(Instructions to follow): Pictures do not belong in the copy, so please give every entry below again exactly.

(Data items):
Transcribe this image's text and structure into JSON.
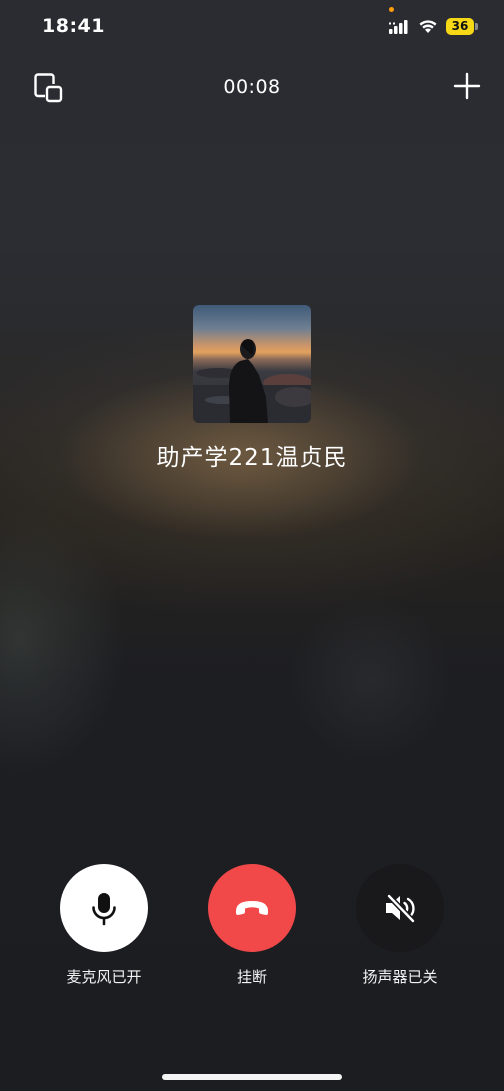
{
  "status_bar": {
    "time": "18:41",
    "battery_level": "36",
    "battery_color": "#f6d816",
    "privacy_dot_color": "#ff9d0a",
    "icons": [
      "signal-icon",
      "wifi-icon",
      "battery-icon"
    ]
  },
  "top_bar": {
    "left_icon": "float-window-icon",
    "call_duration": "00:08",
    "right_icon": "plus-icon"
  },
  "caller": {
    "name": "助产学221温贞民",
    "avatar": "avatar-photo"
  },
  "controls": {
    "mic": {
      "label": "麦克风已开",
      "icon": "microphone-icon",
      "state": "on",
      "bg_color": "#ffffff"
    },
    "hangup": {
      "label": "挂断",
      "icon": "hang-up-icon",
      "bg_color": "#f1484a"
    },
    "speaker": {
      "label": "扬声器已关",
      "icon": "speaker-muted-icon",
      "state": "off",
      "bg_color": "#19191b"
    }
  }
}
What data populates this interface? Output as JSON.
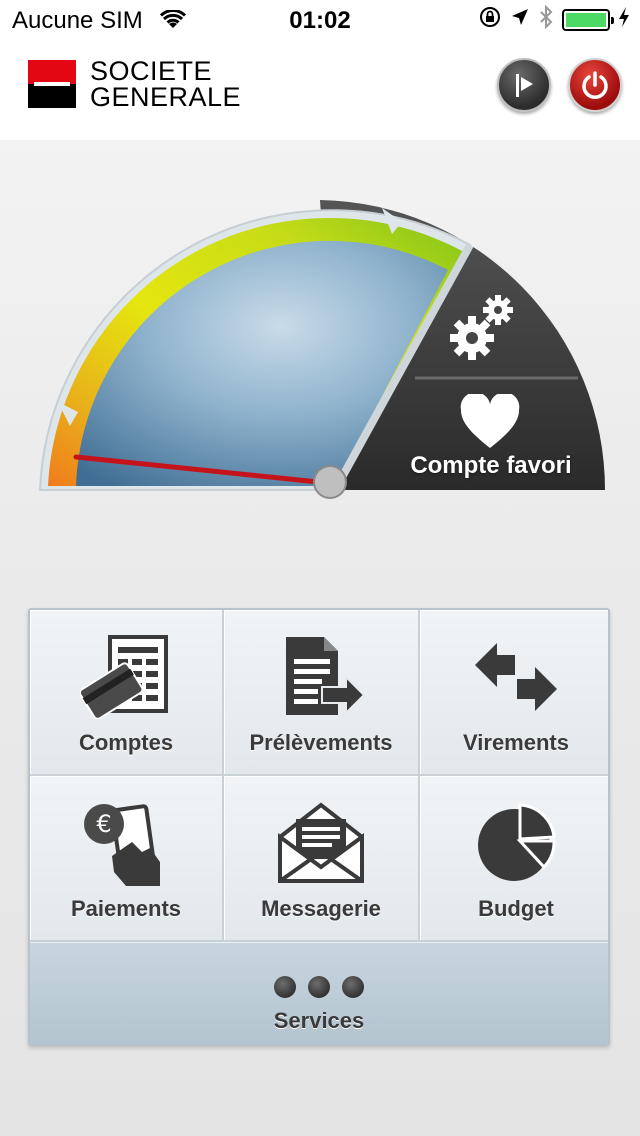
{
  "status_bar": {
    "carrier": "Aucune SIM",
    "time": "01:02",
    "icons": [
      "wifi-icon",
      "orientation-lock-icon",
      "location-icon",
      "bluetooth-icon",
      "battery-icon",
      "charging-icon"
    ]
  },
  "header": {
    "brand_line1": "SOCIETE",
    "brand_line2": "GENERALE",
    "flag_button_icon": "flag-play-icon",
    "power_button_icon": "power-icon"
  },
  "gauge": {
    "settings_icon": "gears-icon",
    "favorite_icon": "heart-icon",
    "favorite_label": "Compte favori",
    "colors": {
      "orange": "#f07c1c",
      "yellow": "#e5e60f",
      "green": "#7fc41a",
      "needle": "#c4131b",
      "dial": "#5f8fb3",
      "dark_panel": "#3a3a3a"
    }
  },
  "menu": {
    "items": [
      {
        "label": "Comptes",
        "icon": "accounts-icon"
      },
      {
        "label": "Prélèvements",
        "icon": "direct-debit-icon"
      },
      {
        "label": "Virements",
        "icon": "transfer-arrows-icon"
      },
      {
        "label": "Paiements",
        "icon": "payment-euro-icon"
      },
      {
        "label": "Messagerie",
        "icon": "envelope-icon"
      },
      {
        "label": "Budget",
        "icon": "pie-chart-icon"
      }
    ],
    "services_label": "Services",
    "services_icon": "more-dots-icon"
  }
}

(The completed task):
Transcribe this image's text and structure into JSON.
{
  "status_bar": {
    "time": "18:41",
    "battery_level": "36",
    "battery_color": "#f6d816",
    "privacy_dot_color": "#ff9d0a",
    "icons": [
      "signal-icon",
      "wifi-icon",
      "battery-icon"
    ]
  },
  "top_bar": {
    "left_icon": "float-window-icon",
    "call_duration": "00:08",
    "right_icon": "plus-icon"
  },
  "caller": {
    "name": "助产学221温贞民",
    "avatar": "avatar-photo"
  },
  "controls": {
    "mic": {
      "label": "麦克风已开",
      "icon": "microphone-icon",
      "state": "on",
      "bg_color": "#ffffff"
    },
    "hangup": {
      "label": "挂断",
      "icon": "hang-up-icon",
      "bg_color": "#f1484a"
    },
    "speaker": {
      "label": "扬声器已关",
      "icon": "speaker-muted-icon",
      "state": "off",
      "bg_color": "#19191b"
    }
  }
}
What data populates this interface? Output as JSON.
{
  "status_bar": {
    "carrier": "Aucune SIM",
    "time": "01:02",
    "icons": [
      "wifi-icon",
      "orientation-lock-icon",
      "location-icon",
      "bluetooth-icon",
      "battery-icon",
      "charging-icon"
    ]
  },
  "header": {
    "brand_line1": "SOCIETE",
    "brand_line2": "GENERALE",
    "flag_button_icon": "flag-play-icon",
    "power_button_icon": "power-icon"
  },
  "gauge": {
    "settings_icon": "gears-icon",
    "favorite_icon": "heart-icon",
    "favorite_label": "Compte favori",
    "colors": {
      "orange": "#f07c1c",
      "yellow": "#e5e60f",
      "green": "#7fc41a",
      "needle": "#c4131b",
      "dial": "#5f8fb3",
      "dark_panel": "#3a3a3a"
    }
  },
  "menu": {
    "items": [
      {
        "label": "Comptes",
        "icon": "accounts-icon"
      },
      {
        "label": "Prélèvements",
        "icon": "direct-debit-icon"
      },
      {
        "label": "Virements",
        "icon": "transfer-arrows-icon"
      },
      {
        "label": "Paiements",
        "icon": "payment-euro-icon"
      },
      {
        "label": "Messagerie",
        "icon": "envelope-icon"
      },
      {
        "label": "Budget",
        "icon": "pie-chart-icon"
      }
    ],
    "services_label": "Services",
    "services_icon": "more-dots-icon"
  }
}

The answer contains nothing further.